Task details | From the listing below, tally the lines that include "такое". Return only the total.

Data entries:
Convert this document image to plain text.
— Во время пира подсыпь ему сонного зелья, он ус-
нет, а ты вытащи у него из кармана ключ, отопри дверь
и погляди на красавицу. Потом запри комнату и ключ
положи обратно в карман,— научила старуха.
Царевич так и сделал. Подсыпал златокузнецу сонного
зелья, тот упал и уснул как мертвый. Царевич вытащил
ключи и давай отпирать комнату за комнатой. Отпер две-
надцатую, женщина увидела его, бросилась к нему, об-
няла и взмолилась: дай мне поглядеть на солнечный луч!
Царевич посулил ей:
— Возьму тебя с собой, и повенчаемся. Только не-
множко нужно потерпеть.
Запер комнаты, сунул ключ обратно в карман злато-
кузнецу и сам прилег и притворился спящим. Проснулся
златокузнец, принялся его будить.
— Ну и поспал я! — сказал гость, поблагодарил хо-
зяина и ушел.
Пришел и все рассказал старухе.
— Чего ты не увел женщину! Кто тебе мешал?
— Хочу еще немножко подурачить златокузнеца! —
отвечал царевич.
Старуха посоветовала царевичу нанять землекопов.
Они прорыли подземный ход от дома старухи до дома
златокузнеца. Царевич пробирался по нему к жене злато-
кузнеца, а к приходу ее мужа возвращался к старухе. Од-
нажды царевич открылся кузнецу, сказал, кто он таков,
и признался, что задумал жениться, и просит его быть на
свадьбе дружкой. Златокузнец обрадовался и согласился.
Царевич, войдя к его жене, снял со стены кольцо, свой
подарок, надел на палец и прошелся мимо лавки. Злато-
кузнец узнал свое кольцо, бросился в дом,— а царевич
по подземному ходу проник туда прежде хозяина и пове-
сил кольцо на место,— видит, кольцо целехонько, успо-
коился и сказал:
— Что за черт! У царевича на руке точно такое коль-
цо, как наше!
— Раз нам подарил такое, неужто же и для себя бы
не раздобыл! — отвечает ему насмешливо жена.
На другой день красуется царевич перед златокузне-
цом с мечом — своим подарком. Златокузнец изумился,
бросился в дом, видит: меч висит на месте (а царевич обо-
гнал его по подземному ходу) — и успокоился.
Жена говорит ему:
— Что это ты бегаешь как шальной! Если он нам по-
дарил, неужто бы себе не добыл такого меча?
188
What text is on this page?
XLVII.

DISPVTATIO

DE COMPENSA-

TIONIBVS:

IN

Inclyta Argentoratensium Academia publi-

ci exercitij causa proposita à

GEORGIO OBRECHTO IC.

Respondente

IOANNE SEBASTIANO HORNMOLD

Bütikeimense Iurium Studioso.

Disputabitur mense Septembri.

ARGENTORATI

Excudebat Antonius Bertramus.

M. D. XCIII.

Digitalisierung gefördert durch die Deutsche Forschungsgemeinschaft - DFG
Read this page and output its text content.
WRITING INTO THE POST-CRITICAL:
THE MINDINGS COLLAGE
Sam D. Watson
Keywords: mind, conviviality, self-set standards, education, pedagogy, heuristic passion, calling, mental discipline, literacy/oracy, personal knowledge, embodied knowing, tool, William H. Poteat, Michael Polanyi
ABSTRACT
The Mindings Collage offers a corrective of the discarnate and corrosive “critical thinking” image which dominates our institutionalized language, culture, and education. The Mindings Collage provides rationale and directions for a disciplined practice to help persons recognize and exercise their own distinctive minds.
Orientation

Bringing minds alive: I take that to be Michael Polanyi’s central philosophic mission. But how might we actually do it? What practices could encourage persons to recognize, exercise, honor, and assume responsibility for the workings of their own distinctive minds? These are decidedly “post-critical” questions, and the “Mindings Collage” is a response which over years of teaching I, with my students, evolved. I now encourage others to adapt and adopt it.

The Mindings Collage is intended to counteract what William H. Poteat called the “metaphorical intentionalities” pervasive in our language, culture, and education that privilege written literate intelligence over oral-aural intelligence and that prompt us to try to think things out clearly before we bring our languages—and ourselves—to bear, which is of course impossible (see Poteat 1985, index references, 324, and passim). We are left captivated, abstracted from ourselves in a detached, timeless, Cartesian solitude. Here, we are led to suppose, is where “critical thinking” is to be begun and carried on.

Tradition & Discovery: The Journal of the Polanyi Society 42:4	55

Correct answer | 2